Extracted data entries:

□ □ □

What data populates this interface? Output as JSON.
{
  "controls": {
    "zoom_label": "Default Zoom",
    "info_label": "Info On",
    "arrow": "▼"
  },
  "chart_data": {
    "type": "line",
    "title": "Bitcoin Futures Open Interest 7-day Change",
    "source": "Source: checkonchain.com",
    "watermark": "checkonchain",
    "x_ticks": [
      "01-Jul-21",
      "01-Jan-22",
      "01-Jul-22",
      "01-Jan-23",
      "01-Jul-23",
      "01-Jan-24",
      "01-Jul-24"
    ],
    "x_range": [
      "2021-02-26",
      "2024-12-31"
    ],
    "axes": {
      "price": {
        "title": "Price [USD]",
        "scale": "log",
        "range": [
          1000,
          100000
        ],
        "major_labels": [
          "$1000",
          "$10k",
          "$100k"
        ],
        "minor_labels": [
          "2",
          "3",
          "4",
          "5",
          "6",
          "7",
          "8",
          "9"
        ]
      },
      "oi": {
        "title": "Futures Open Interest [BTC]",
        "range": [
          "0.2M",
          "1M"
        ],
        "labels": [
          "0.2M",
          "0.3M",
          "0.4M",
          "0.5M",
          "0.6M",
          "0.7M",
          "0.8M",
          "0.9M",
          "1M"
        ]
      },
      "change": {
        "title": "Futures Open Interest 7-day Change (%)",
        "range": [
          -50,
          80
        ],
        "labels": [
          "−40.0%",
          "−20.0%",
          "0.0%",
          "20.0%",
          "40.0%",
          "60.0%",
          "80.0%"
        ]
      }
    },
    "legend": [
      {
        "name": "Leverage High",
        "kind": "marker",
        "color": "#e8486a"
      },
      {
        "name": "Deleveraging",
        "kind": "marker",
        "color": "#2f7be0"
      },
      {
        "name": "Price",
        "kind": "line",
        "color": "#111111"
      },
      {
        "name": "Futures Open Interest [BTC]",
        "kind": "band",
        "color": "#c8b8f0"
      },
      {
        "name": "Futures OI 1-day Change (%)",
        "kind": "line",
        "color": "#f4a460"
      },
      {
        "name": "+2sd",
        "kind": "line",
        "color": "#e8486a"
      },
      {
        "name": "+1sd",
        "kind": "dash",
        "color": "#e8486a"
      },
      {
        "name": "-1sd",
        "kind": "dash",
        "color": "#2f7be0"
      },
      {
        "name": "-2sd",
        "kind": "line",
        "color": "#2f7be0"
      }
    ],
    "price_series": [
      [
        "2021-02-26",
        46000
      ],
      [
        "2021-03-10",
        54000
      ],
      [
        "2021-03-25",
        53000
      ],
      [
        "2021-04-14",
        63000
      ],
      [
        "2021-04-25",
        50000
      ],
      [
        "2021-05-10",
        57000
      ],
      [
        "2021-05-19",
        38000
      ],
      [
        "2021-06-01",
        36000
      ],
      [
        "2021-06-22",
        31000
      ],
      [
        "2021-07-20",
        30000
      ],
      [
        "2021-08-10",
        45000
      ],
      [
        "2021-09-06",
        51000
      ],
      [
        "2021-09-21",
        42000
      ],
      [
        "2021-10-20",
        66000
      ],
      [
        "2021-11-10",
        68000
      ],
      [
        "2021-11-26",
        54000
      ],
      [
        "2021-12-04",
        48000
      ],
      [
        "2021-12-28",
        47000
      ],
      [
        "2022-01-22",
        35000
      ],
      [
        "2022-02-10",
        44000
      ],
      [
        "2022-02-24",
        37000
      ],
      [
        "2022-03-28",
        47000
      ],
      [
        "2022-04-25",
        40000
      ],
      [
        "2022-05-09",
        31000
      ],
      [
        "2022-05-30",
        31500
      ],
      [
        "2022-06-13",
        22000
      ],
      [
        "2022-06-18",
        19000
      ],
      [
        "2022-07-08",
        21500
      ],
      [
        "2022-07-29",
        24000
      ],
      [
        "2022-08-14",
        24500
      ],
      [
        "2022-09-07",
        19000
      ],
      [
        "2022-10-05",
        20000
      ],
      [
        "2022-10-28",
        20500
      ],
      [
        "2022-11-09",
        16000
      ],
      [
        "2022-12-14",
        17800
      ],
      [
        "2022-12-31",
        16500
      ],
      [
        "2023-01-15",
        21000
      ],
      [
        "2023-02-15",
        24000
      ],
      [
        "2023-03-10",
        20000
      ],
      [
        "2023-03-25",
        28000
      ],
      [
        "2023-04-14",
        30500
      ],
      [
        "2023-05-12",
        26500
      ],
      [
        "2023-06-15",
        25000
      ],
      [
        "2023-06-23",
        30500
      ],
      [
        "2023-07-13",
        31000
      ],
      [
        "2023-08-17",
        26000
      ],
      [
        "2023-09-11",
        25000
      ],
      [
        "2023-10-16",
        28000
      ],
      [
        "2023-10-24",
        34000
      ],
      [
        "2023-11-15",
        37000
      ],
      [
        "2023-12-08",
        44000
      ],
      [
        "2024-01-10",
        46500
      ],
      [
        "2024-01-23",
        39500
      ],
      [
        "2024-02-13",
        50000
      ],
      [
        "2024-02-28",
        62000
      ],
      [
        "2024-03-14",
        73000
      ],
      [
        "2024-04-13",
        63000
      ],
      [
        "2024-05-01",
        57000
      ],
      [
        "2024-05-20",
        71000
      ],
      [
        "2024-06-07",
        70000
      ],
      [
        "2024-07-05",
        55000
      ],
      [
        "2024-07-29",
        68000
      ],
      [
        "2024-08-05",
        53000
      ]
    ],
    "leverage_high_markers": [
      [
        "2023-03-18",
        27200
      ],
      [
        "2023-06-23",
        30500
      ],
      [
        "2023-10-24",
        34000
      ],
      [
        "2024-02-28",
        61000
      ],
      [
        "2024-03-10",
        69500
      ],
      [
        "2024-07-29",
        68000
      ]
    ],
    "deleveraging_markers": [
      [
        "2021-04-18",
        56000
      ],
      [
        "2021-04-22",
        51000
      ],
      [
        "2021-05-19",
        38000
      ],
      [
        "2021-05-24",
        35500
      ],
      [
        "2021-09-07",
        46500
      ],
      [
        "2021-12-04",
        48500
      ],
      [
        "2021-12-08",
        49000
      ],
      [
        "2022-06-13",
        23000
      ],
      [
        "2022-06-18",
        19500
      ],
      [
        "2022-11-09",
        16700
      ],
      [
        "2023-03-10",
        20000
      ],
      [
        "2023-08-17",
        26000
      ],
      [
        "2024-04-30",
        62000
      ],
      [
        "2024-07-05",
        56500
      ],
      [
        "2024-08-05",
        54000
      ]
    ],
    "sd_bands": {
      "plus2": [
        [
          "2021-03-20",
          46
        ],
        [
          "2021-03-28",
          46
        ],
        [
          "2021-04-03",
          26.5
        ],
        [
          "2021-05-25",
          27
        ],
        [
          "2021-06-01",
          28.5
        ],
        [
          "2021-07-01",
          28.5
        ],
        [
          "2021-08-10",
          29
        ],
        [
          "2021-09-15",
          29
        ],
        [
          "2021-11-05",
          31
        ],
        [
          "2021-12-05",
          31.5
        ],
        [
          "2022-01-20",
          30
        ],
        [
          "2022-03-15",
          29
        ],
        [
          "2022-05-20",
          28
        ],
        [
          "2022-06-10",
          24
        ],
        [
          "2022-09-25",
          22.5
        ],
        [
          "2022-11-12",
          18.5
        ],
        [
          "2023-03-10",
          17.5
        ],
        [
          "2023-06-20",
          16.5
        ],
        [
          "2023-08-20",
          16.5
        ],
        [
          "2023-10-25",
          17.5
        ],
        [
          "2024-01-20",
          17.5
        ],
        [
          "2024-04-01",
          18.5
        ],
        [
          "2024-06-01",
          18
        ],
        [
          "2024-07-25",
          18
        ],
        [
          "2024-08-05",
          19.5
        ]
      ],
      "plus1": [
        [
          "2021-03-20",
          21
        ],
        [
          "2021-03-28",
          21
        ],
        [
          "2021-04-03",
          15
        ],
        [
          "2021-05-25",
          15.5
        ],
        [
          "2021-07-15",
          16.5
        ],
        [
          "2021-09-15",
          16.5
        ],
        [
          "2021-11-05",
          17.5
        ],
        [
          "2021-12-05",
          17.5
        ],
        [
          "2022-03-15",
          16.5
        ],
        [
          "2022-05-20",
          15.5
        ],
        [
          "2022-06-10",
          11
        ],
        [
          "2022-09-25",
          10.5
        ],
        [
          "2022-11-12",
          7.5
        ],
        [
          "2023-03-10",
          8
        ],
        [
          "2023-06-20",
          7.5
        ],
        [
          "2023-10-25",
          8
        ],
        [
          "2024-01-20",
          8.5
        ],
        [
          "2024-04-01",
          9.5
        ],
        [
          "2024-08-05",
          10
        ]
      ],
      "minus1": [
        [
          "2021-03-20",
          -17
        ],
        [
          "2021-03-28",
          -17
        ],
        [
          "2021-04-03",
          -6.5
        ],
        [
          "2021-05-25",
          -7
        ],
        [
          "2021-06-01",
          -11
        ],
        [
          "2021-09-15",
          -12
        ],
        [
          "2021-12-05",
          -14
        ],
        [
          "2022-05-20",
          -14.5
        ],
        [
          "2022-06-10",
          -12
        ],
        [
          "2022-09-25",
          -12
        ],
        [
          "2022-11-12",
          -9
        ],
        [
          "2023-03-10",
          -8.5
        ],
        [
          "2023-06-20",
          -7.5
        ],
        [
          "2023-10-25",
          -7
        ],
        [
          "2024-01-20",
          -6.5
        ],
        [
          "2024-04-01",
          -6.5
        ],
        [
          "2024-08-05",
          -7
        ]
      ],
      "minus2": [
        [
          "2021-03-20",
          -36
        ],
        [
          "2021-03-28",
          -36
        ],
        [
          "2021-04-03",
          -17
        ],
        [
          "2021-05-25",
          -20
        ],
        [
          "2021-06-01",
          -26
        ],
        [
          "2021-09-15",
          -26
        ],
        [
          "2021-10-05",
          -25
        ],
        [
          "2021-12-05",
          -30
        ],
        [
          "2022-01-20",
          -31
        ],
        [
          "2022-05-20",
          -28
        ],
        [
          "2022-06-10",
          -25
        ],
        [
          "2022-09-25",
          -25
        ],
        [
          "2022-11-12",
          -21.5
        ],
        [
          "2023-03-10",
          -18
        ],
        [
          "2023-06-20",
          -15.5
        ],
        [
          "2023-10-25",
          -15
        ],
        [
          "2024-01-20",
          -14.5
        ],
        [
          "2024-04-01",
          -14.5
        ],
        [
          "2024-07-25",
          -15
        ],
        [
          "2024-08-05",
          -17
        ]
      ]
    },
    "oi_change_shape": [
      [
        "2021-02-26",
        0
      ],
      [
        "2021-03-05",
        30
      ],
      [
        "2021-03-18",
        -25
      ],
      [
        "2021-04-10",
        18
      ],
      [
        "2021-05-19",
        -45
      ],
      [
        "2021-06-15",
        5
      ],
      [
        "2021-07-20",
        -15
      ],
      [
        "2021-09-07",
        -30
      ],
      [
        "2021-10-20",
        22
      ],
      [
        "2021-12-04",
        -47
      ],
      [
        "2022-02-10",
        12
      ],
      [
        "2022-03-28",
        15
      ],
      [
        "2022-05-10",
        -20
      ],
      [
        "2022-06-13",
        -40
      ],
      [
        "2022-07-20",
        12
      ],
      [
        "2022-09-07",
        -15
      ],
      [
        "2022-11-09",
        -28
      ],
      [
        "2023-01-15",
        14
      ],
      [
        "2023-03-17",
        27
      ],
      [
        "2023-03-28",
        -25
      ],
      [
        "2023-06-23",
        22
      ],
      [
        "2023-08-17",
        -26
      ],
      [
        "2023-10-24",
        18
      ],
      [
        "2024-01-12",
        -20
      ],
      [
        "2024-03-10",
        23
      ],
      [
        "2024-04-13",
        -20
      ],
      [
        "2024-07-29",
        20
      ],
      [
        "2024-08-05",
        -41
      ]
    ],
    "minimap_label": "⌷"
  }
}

□ □ □

GIVEN REQUEST:
Extract each line from the listing that holds the word "name".

CORRECT RESPONSE:
        "name": "Leverage High",
        "name": "Deleveraging",
        "name": "Price",
        "name": "Futures Open Interest [BTC]",
        "name": "Futures OI 1-day Change (%)",
        "name": "+2sd",
        "name": "+1sd",
        "name": "-1sd",
        "name": "-2sd",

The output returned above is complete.